--- START ---
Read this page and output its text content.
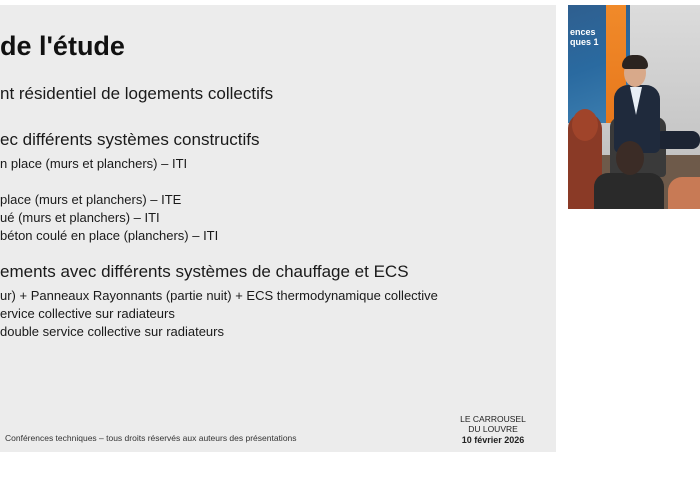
de l'étude
nt résidentiel de logements collectifs
ec différents systèmes constructifs
n place (murs et planchers) – ITI
place (murs et planchers) – ITE
ué (murs et planchers) – ITI
béton coulé en place (planchers) – ITI
ements avec différents systèmes de chauffage et ECS
ur) + Panneaux Rayonnants (partie nuit) + ECS thermodynamique collective
ervice collective sur radiateurs
double service collective sur radiateurs
Conférences techniques – tous droits réservés aux auteurs des présentations
LE CARROUSEL
DU LOUVRE
10 février 2026
ences
ques 1
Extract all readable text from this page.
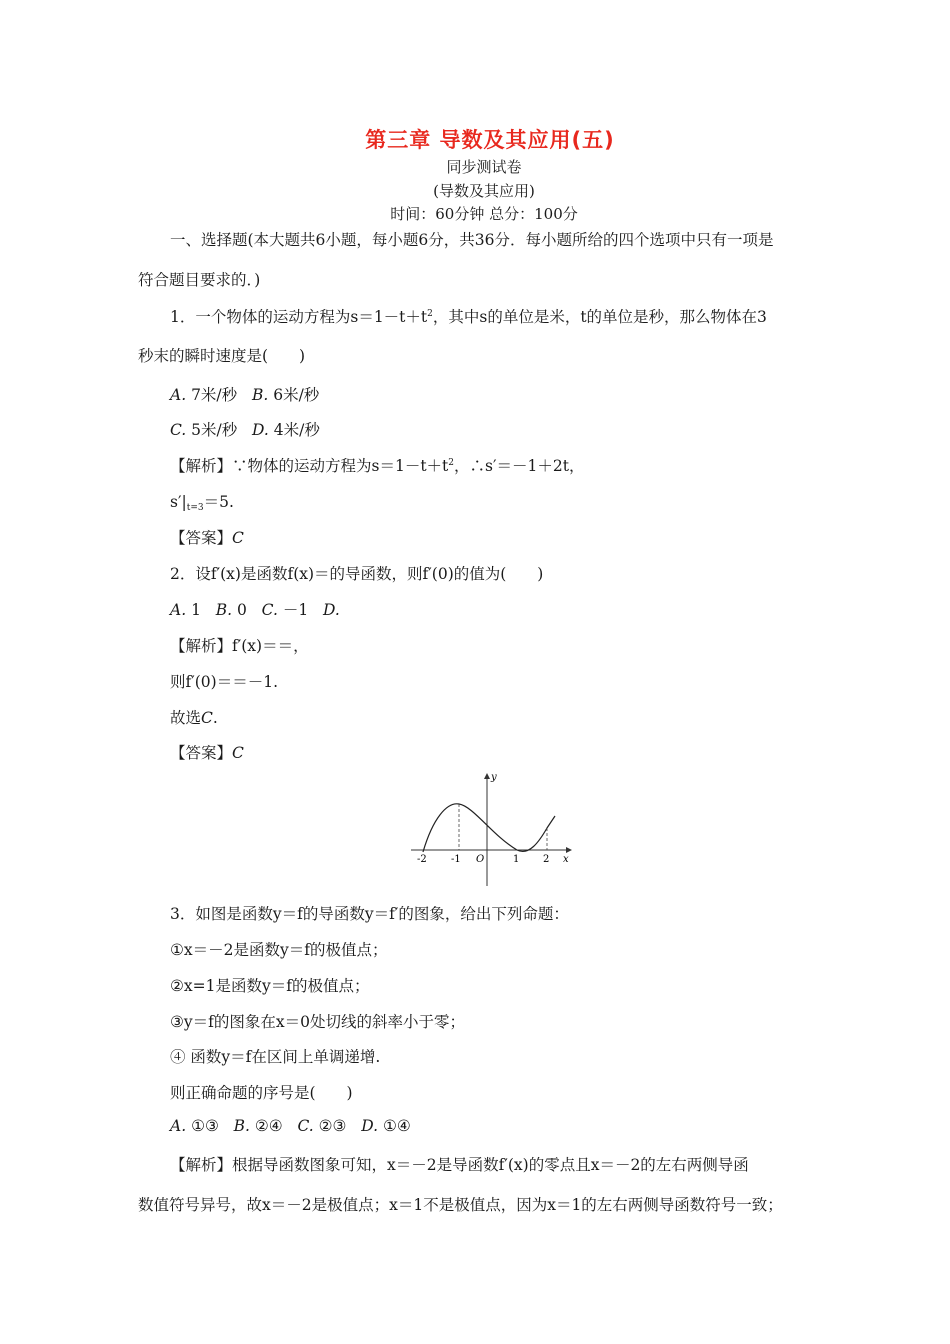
第三章 导数及其应用(五)
同步测试卷
(导数及其应用)
时间：60分钟 总分：100分
一、选择题(本大题共6小题，每小题6分，共36分．每小题所给的四个选项中只有一项是
符合题目要求的．)
1．一个物体的运动方程为$s=1-t+t^2$，其中s的单位是米，t的单位是秒，那么物体在3
秒末的瞬时速度是(　　)
A. 7米/秒 B. 6米/秒
C. 5米/秒 D. 4米/秒
【解析】∵物体的运动方程为$s=1-t+t^2$，∴s′＝－1＋2t，
$s'|_{t=3}=5$.
【答案】C
2．设f′(x)是函数f(x)＝的导函数，则f′(0)的值为(　　)
A. 1 B. 0 C. －1 D.
【解析】f′(x)＝＝，
则f′(0)＝＝－1.
故选C.
【答案】C
y
x
-2 -1 O	1 2
3．如图是函数y＝f的导函数y＝f′的图象，给出下列命题：
①x＝－2是函数y＝f的极值点；
②x=1是函数y＝f的极值点；
③y＝f的图象在x＝0处切线的斜率小于零；
④ 函数y＝f在区间上单调递增.
则正确命题的序号是(　　)
A. ①③ B. ②④ C. ②③ D. ①④
【解析】根据导函数图象可知，x＝－2是导函数f′(x)的零点且x＝－2的左右两侧导函
数值符号异号，故x＝－2是极值点；x＝1不是极值点，因为x＝1的左右两侧导函数符号一致；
--- END ---
From the data above, work out how many lines hold "différents". Answer with the number alone.

2